INFORMATION SUPPLIED
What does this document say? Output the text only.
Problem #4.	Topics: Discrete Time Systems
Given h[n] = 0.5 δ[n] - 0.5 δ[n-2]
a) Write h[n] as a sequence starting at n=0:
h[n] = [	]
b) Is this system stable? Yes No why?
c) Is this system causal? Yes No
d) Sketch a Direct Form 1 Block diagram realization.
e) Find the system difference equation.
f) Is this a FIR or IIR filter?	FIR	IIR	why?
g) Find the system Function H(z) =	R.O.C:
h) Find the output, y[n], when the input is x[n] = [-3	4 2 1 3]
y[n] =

TASK DESCRIPTION
Write the data back out verbatim.

TASK SOLUTION
What does this document say? Output the text only.
Problem #4.	Topics: Discrete Time Systems
Given h[n] = 0.5 δ[n] - 0.5 δ[n-2]
a) Write h[n] as a sequence starting at n=0:
h[n] = [	]
b) Is this system stable? Yes No why?
c) Is this system causal? Yes No
d) Sketch a Direct Form 1 Block diagram realization.
e) Find the system difference equation.
f) Is this a FIR or IIR filter?	FIR	IIR	why?
g) Find the system Function H(z) =	R.O.C:
h) Find the output, y[n], when the input is x[n] = [-3	4 2 1 3]
y[n] =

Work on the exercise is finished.